Task objective: Below are some records. Say in a single number how many of their lines include the word "fill".

Data extract:

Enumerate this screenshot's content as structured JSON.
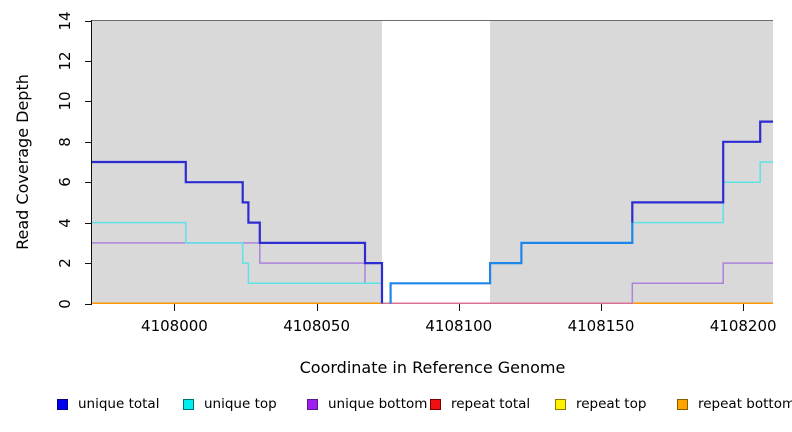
{
  "chart_data": {
    "type": "step-line",
    "title": "",
    "xlabel": "Coordinate in Reference Genome",
    "ylabel": "Read Coverage Depth",
    "xlim": [
      4107971,
      4108210.5
    ],
    "ylim": [
      0,
      14
    ],
    "x_ticks": [
      4108000,
      4108050,
      4108100,
      4108150,
      4108200
    ],
    "y_ticks": [
      0,
      2,
      4,
      6,
      8,
      10,
      12,
      14
    ],
    "grid": "off",
    "plot_background": "#d9d9d9",
    "highlight_region": {
      "from": 4108073,
      "to": 4108111,
      "color": "#ffffff"
    },
    "series": [
      {
        "name": "unique total",
        "color": "#0000ee",
        "steps": [
          [
            4107971,
            7
          ],
          [
            4108004,
            6
          ],
          [
            4108024,
            5
          ],
          [
            4108026,
            4
          ],
          [
            4108030,
            3
          ],
          [
            4108067,
            2
          ],
          [
            4108073,
            0
          ],
          [
            4108076,
            1
          ],
          [
            4108111,
            2
          ],
          [
            4108122,
            3
          ],
          [
            4108161,
            5
          ],
          [
            4108193,
            8
          ],
          [
            4108206,
            9
          ]
        ],
        "x_end": 4108210.5
      },
      {
        "name": "unique top",
        "color": "#00eeee",
        "steps": [
          [
            4107971,
            4
          ],
          [
            4108004,
            3
          ],
          [
            4108024,
            2
          ],
          [
            4108026,
            1
          ],
          [
            4108073,
            0
          ],
          [
            4108076,
            1
          ],
          [
            4108111,
            2
          ],
          [
            4108122,
            3
          ],
          [
            4108161,
            4
          ],
          [
            4108193,
            6
          ],
          [
            4108206,
            7
          ]
        ],
        "x_end": 4108210.5
      },
      {
        "name": "unique bottom",
        "color": "#a020f0",
        "steps": [
          [
            4107971,
            3
          ],
          [
            4108030,
            2
          ],
          [
            4108067,
            1
          ],
          [
            4108073,
            0
          ],
          [
            4108161,
            1
          ],
          [
            4108193,
            2
          ]
        ],
        "x_end": 4108210.5
      },
      {
        "name": "repeat total",
        "color": "#ee0000",
        "steps": [
          [
            4107971,
            0
          ]
        ],
        "x_end": 4108210.5
      },
      {
        "name": "repeat top",
        "color": "#ffff00",
        "steps": [
          [
            4107971,
            0
          ]
        ],
        "x_end": 4108210.5
      },
      {
        "name": "repeat bottom",
        "color": "#ffa500",
        "steps": [
          [
            4107971,
            0
          ]
        ],
        "x_end": 4108210.5
      }
    ]
  },
  "render": {
    "strokes": [
      {
        "name": "repeat-total-line",
        "color": "#dc2020",
        "width": 1.5,
        "steps": [
          [
            4107971,
            0
          ]
        ],
        "x_end": 4108210.5
      },
      {
        "name": "repeat-top-line",
        "color": "#ffe300",
        "width": 1.5,
        "steps": [
          [
            4107971,
            0
          ]
        ],
        "x_end": 4108210.5
      },
      {
        "name": "repeat-bottom-line",
        "color": "#ff9500",
        "width": 1.8,
        "steps": [
          [
            4107971,
            0
          ]
        ],
        "x_end": 4108210.5
      },
      {
        "name": "unique-bottom-line",
        "color": "#ac82da",
        "width": 1.5,
        "steps": [
          [
            4107971,
            3
          ],
          [
            4108030,
            2
          ],
          [
            4108067,
            1
          ],
          [
            4108073,
            0
          ],
          [
            4108161,
            1
          ],
          [
            4108193,
            2
          ]
        ],
        "x_end": 4108210.5
      },
      {
        "name": "unique-top-line",
        "color": "#5fe1e8",
        "width": 1.5,
        "steps": [
          [
            4107971,
            4
          ],
          [
            4108004,
            3
          ],
          [
            4108024,
            2
          ],
          [
            4108026,
            1
          ],
          [
            4108073,
            0
          ],
          [
            4108076,
            1
          ],
          [
            4108111,
            2
          ],
          [
            4108122,
            3
          ],
          [
            4108161,
            4
          ],
          [
            4108193,
            6
          ],
          [
            4108206,
            7
          ]
        ],
        "x_end": 4108210.5
      },
      {
        "name": "zero-overlap-line",
        "color": "#db6f97",
        "width": 1.5,
        "steps": [
          [
            4108073,
            0
          ]
        ],
        "x_end": 4108161
      },
      {
        "name": "unique-total-line-left",
        "color": "#2c2cd2",
        "width": 2.2,
        "steps": [
          [
            4107971,
            7
          ],
          [
            4108004,
            6
          ],
          [
            4108024,
            5
          ],
          [
            4108026,
            4
          ],
          [
            4108030,
            3
          ],
          [
            4108067,
            2
          ],
          [
            4108073,
            0
          ]
        ],
        "x_end": 4108073
      },
      {
        "name": "unique-total-line-right",
        "color": "#2c2cd2",
        "width": 2.2,
        "steps": [
          [
            4108161,
            4
          ],
          [
            4108161,
            5
          ],
          [
            4108193,
            8
          ],
          [
            4108206,
            9
          ]
        ],
        "x_end": 4108210.5
      },
      {
        "name": "total-top-overlap-line",
        "color": "#1e86e8",
        "width": 2.2,
        "steps": [
          [
            4108076,
            0
          ],
          [
            4108076,
            1
          ],
          [
            4108111,
            2
          ],
          [
            4108122,
            3
          ],
          [
            4108161,
            4
          ]
        ],
        "x_end": 4108161
      }
    ]
  },
  "legend": {
    "items": [
      {
        "label": "unique total",
        "fill": "#0000f0",
        "border": "#000080"
      },
      {
        "label": "unique top",
        "fill": "#00eeee",
        "border": "#006f74"
      },
      {
        "label": "unique bottom",
        "fill": "#a020f0",
        "border": "#551a8b"
      },
      {
        "label": "repeat total",
        "fill": "#ee1111",
        "border": "#7a0000"
      },
      {
        "label": "repeat top",
        "fill": "#fff200",
        "border": "#8a7a00"
      },
      {
        "label": "repeat bottom",
        "fill": "#ffa500",
        "border": "#8a5a00"
      }
    ]
  }
}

Exercise response: 6